#### Task input
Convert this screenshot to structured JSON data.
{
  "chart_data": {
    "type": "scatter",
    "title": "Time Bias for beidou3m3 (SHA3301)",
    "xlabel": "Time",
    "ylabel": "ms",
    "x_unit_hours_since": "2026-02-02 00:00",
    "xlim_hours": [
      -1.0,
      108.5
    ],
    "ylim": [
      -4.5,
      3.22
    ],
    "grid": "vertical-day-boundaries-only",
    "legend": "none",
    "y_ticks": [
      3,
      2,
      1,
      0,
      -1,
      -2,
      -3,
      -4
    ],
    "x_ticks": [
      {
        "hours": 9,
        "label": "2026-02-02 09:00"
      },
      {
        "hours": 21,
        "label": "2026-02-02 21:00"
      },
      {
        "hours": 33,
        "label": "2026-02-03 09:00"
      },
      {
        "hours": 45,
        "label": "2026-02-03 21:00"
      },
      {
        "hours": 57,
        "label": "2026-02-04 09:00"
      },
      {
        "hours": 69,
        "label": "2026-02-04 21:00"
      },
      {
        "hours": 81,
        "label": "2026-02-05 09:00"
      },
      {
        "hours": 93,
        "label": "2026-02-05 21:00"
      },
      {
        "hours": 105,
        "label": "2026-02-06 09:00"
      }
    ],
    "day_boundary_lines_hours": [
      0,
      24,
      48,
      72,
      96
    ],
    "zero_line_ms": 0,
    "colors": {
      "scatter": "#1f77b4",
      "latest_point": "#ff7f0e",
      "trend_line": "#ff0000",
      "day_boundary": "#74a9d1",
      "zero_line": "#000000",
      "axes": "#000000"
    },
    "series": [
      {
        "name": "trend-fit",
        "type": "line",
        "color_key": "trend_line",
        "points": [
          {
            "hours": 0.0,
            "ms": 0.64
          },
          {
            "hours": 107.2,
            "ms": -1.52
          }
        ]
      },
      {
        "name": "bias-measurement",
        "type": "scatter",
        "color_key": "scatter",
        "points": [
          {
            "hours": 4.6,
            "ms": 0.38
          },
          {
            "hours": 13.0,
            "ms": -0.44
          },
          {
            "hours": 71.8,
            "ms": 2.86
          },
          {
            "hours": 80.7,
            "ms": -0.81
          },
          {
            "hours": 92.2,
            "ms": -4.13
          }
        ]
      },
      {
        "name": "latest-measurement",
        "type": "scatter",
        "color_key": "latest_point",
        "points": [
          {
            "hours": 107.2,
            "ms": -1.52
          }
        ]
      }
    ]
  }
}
########
* [Challenge]:
List every line above that contains the word "scatter".

* [Solution to the exercise]:
    "type": "scatter",
      "scatter": "#1f77b4",
        "type": "scatter",
        "color_key": "scatter",
        "type": "scatter",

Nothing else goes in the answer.